_Directive:_ Wherever the string "области" appears in a line, extract that line.

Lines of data
◇ ◇ ◇ ◇

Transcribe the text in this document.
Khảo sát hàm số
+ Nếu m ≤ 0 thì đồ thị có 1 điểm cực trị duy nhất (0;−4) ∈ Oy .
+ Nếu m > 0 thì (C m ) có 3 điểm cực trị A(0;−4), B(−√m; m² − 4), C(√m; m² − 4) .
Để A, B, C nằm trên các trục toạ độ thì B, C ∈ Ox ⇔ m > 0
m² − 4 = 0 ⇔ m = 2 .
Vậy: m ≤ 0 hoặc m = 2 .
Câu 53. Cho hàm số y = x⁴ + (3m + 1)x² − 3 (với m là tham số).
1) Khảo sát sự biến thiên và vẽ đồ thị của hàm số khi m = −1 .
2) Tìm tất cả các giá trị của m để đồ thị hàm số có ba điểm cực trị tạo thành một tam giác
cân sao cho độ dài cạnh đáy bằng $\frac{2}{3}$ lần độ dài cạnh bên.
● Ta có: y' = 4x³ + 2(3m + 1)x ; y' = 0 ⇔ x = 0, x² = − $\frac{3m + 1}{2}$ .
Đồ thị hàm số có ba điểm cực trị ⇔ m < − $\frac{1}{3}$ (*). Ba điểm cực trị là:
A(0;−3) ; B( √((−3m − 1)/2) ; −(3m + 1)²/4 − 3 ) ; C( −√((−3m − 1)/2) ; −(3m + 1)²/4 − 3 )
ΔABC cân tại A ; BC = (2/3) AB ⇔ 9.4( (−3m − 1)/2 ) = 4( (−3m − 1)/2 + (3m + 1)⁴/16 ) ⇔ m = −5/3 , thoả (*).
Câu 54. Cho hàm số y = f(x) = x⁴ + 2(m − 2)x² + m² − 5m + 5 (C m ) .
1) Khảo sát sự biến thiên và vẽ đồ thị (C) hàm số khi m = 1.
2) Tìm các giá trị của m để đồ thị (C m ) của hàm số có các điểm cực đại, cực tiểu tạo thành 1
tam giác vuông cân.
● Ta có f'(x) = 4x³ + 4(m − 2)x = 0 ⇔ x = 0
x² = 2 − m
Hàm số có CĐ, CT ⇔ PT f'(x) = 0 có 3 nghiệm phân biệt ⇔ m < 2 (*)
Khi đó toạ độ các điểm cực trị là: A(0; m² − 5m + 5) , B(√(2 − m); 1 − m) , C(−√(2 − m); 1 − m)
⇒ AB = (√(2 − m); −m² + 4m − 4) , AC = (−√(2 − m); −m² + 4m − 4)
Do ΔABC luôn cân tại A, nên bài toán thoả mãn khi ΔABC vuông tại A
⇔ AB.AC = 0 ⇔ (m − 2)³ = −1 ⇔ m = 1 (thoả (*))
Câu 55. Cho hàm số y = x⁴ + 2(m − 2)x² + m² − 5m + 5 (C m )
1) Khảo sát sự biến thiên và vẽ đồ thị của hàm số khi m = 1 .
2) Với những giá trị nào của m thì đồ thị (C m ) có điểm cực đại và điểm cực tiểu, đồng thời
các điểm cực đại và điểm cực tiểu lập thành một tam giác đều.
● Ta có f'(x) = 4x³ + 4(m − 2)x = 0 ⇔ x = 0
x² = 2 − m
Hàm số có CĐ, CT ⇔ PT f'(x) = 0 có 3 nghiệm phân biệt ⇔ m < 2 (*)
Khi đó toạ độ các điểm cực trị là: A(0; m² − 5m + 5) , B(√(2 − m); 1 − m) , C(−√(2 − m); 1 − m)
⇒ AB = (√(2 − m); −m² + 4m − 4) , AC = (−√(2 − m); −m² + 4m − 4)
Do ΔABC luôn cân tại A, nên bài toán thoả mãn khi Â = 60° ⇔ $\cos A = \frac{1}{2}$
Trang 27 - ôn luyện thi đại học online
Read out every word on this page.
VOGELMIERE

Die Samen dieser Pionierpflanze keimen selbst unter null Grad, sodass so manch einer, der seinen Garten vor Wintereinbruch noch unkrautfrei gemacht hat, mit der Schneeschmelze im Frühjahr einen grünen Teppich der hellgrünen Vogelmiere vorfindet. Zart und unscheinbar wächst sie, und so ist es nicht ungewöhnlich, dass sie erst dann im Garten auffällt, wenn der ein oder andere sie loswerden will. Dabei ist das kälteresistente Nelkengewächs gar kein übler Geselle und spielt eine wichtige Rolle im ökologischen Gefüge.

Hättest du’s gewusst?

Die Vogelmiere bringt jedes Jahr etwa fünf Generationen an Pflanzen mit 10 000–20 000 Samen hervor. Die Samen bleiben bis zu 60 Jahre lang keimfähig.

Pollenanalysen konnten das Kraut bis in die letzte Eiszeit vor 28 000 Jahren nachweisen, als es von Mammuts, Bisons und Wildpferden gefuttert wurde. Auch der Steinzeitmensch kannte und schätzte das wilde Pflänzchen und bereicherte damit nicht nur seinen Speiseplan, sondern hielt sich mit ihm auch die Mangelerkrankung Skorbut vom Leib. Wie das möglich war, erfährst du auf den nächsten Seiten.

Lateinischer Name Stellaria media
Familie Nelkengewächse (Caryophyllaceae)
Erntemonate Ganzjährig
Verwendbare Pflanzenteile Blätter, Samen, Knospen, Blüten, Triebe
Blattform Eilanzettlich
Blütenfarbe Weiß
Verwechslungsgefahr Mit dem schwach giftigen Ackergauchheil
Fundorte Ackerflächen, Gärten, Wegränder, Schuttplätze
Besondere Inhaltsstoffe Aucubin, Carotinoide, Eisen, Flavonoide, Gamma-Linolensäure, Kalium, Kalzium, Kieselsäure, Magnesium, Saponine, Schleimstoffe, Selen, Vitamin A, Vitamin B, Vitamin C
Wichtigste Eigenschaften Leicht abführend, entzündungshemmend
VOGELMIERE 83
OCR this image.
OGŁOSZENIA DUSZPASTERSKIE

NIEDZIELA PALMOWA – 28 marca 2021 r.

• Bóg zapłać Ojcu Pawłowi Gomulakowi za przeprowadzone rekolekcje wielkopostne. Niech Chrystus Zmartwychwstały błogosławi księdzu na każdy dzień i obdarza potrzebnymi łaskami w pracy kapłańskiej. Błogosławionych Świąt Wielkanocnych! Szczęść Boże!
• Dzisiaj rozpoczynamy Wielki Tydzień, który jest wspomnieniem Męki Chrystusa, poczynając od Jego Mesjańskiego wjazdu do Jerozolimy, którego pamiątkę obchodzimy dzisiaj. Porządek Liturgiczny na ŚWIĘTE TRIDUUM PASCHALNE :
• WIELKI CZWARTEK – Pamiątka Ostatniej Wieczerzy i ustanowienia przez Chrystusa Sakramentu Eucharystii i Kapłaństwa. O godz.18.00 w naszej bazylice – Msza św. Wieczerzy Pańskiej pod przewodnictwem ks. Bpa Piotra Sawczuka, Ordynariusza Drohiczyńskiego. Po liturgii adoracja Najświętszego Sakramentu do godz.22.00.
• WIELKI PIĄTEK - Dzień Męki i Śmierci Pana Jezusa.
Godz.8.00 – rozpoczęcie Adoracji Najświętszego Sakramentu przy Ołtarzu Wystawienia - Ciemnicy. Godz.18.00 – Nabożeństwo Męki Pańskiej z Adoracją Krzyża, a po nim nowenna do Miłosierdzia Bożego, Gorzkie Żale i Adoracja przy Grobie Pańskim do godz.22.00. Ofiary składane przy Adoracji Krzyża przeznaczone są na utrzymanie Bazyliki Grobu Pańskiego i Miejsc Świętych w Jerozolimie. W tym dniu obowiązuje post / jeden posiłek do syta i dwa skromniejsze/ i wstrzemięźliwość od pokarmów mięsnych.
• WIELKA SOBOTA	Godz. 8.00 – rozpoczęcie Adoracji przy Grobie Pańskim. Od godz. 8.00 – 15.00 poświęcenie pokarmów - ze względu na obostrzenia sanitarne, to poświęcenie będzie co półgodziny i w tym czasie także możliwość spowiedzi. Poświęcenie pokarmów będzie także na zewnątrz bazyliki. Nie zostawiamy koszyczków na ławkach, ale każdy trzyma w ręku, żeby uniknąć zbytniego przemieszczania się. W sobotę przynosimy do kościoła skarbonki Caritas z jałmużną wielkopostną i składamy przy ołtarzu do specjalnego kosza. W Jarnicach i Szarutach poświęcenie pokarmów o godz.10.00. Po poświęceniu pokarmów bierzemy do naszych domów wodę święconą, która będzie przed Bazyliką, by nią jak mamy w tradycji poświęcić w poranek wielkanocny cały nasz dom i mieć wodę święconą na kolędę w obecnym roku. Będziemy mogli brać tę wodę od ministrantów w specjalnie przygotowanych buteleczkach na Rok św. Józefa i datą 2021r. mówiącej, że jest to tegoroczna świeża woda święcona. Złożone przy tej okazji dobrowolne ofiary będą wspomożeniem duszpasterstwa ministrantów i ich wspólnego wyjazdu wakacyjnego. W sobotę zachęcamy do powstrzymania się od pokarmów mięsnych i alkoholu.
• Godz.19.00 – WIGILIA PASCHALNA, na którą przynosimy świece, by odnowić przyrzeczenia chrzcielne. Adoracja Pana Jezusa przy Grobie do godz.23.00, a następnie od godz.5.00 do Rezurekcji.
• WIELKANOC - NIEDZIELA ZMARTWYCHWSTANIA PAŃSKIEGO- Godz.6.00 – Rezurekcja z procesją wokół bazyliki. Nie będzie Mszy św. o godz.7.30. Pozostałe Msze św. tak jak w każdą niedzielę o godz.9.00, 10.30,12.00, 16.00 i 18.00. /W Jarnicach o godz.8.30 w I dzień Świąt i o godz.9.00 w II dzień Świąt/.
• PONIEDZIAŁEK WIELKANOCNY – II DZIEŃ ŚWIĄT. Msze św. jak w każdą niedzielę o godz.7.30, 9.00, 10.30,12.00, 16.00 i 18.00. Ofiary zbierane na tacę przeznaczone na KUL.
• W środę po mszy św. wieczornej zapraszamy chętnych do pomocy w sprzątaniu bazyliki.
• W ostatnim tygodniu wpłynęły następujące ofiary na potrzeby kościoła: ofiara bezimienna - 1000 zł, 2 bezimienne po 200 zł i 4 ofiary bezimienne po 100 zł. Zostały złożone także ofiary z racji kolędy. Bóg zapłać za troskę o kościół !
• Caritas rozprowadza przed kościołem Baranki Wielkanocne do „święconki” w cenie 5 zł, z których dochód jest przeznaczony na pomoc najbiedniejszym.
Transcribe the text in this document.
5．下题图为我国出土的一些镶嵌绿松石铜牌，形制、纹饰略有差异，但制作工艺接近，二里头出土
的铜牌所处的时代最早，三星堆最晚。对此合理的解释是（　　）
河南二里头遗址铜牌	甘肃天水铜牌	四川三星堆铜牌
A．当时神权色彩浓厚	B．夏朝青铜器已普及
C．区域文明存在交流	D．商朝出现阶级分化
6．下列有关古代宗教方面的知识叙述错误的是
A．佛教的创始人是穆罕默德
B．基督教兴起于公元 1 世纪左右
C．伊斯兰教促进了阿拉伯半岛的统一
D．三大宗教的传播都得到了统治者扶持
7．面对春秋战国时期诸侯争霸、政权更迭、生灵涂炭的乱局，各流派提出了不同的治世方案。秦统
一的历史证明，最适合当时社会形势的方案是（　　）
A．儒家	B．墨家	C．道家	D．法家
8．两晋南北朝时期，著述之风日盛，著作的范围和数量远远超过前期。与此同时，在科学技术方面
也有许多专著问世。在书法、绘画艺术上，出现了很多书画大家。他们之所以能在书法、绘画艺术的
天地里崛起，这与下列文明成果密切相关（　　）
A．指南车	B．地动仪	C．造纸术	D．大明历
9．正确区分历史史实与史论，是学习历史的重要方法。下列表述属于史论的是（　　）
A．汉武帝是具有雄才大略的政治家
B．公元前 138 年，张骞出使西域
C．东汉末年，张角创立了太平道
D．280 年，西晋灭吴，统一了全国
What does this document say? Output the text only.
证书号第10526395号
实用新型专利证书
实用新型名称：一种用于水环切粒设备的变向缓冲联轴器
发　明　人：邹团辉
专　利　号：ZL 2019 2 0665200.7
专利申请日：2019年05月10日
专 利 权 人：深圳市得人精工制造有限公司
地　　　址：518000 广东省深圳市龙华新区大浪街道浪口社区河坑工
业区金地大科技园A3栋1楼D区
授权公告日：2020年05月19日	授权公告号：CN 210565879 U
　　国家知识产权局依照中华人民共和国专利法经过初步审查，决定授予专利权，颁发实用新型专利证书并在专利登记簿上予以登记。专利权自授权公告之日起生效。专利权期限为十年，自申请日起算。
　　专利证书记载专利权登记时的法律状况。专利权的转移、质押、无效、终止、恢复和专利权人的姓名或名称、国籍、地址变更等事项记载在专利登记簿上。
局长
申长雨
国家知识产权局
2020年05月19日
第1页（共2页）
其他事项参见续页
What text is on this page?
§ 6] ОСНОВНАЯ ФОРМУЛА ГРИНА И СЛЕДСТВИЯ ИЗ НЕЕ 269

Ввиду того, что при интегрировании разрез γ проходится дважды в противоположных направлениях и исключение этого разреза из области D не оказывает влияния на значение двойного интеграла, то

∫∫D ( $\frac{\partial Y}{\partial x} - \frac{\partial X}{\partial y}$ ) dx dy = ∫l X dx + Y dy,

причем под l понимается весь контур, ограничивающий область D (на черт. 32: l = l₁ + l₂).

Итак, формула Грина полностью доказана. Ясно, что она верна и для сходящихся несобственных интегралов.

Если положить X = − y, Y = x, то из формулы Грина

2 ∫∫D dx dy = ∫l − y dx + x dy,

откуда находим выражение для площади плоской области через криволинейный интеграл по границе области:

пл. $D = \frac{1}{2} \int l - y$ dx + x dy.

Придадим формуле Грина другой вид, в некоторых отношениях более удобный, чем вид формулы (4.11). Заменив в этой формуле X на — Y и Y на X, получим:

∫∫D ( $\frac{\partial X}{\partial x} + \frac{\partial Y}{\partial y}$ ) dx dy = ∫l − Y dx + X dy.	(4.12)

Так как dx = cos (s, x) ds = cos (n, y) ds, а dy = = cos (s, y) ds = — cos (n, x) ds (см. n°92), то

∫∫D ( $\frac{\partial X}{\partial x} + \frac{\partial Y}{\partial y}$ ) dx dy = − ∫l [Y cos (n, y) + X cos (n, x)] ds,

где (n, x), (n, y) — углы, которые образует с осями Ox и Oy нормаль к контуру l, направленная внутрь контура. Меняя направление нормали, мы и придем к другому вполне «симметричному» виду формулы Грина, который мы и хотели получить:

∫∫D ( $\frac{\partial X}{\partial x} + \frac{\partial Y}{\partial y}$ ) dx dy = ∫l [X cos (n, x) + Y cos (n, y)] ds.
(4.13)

◇ ◇ ◇ ◇

_Solution to this task:_
Ввиду того, что при интегрировании разрез γ проходится дважды в противоположных направлениях и исключение этого разреза из области D не оказывает влияния на значение двойного интеграла, то
откуда находим выражение для площади плоской области через криволинейный интеграл по границе области:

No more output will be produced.